▸ What is needed:
Copy each line that has the string "JSON" somewhere in it.

▸ Exercise inputs:
◇ ◇ ◇ ◇

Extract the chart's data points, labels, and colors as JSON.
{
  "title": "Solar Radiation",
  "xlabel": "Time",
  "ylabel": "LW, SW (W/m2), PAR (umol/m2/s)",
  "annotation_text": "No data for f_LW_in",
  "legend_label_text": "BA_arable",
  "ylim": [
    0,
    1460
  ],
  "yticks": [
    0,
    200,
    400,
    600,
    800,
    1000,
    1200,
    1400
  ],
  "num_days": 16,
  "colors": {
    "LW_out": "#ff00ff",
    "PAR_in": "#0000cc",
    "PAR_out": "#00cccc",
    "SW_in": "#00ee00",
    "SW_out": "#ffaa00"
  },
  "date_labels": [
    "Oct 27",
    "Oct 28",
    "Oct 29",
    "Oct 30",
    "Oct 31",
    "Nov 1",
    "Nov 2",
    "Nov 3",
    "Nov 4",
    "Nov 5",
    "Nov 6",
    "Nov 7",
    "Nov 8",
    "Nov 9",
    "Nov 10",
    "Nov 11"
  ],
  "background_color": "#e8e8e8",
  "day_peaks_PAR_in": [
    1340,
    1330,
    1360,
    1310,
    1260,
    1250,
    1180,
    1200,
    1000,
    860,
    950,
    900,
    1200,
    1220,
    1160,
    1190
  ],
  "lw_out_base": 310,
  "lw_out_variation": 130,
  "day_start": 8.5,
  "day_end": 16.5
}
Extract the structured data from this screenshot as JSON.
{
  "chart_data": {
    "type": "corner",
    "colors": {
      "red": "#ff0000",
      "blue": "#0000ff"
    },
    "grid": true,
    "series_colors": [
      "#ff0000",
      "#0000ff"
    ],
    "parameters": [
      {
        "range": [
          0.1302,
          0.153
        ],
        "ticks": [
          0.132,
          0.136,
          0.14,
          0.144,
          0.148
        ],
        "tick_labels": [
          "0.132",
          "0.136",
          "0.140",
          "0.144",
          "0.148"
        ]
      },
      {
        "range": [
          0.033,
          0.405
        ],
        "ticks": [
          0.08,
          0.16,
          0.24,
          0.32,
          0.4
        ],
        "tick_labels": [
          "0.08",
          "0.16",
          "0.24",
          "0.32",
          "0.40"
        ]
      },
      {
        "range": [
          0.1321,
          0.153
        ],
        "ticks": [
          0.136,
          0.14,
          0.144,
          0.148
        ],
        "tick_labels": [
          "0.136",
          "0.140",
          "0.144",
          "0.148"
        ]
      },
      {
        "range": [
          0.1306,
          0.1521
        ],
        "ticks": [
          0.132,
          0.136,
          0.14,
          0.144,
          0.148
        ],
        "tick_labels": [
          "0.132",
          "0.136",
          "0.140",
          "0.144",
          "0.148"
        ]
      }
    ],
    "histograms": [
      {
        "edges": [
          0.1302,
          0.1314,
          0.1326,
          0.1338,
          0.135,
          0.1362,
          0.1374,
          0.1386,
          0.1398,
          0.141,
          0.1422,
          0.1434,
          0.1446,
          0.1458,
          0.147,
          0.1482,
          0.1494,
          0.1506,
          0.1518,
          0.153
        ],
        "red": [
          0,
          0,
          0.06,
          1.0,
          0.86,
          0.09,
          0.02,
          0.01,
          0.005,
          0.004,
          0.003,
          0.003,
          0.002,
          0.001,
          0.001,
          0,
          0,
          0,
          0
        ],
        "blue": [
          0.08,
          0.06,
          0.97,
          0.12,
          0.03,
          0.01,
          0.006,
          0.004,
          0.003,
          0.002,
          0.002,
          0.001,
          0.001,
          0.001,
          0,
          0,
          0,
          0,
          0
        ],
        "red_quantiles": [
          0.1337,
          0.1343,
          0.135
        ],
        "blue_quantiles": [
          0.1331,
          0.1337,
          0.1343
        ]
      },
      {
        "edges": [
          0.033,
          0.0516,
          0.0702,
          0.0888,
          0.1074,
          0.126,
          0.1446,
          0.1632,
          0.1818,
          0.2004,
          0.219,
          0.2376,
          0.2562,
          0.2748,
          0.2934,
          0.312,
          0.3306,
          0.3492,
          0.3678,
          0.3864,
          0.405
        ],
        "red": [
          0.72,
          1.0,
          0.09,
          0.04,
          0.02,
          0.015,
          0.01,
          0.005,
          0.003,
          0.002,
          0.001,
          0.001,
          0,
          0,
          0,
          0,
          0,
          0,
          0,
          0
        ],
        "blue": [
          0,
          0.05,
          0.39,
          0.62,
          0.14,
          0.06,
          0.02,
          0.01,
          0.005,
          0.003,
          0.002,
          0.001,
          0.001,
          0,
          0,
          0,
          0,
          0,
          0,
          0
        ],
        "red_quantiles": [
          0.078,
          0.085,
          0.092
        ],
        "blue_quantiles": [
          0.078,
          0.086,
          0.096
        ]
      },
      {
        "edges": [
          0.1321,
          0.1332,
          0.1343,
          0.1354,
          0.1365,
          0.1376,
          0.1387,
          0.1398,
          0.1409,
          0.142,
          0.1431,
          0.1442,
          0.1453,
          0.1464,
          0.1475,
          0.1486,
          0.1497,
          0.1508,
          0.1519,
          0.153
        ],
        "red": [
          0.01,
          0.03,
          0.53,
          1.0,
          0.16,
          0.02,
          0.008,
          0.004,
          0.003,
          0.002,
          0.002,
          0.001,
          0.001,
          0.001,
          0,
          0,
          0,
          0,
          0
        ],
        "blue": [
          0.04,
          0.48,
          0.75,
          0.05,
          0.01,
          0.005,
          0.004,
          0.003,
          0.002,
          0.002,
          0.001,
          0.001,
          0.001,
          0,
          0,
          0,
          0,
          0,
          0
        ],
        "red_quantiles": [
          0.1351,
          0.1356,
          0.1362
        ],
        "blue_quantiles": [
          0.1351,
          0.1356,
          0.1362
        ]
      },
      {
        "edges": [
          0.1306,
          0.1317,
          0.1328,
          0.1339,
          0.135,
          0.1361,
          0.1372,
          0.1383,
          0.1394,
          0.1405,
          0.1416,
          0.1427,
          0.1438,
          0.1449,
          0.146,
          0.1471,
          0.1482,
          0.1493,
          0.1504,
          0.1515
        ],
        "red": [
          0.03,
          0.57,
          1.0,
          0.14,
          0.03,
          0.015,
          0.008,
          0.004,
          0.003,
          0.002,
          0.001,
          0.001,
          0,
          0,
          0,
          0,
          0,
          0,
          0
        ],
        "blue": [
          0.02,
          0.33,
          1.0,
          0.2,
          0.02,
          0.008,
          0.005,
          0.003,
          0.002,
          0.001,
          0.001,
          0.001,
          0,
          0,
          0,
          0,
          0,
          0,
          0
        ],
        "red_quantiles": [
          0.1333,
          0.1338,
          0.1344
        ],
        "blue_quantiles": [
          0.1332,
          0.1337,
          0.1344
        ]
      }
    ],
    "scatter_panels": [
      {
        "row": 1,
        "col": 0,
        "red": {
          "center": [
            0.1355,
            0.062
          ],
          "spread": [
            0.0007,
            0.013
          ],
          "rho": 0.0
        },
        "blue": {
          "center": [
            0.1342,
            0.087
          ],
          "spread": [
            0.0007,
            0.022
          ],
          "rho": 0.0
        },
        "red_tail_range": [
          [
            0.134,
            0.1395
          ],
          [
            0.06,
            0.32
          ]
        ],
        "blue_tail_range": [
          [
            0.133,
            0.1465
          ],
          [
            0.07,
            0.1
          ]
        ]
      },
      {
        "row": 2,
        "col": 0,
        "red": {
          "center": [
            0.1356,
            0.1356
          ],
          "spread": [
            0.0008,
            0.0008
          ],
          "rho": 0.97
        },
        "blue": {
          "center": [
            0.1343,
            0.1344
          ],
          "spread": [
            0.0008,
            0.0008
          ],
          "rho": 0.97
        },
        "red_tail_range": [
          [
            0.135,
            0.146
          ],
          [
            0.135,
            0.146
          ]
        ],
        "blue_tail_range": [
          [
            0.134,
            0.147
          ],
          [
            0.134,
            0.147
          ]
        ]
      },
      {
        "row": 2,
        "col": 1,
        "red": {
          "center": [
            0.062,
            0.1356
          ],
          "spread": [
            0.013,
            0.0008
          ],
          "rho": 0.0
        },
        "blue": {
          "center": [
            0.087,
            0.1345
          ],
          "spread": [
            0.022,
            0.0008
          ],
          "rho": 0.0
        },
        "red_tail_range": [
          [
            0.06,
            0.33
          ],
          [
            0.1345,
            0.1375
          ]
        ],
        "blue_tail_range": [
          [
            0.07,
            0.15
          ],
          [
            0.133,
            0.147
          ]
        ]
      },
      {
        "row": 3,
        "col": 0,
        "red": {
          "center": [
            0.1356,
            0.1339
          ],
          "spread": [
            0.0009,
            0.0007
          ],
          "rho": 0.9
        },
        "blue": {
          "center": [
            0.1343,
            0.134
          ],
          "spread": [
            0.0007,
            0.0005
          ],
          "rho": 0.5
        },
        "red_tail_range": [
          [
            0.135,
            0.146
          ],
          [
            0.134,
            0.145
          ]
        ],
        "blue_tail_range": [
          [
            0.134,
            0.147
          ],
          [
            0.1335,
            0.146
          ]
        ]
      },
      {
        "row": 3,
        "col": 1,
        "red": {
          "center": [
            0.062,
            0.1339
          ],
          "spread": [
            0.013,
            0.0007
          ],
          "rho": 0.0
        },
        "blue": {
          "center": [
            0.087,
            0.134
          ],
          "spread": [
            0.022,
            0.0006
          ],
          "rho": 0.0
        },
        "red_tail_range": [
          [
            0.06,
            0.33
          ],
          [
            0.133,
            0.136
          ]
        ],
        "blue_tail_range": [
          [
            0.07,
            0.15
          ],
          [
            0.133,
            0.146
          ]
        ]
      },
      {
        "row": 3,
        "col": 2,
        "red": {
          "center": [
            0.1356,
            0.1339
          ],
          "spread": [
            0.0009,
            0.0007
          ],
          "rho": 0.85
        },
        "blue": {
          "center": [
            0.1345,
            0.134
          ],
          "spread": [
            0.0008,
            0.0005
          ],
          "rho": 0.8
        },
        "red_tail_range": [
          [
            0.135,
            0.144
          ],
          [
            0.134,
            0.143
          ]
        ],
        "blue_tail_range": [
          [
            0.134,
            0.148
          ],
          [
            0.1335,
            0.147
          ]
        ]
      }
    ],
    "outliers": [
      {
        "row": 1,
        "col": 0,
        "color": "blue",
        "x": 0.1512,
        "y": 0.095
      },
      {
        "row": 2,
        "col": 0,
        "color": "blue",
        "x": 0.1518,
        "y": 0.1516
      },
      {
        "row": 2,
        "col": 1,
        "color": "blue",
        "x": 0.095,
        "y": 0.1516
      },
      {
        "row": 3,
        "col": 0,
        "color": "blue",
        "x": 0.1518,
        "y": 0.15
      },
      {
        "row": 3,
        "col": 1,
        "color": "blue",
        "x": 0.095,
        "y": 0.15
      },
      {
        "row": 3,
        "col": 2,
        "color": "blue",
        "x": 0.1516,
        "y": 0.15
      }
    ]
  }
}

◇ ◇ ◇ ◇

▸ Response below:
Extract the chart's data points, labels, and colors as JSON.
Extract the structured data from this screenshot as JSON.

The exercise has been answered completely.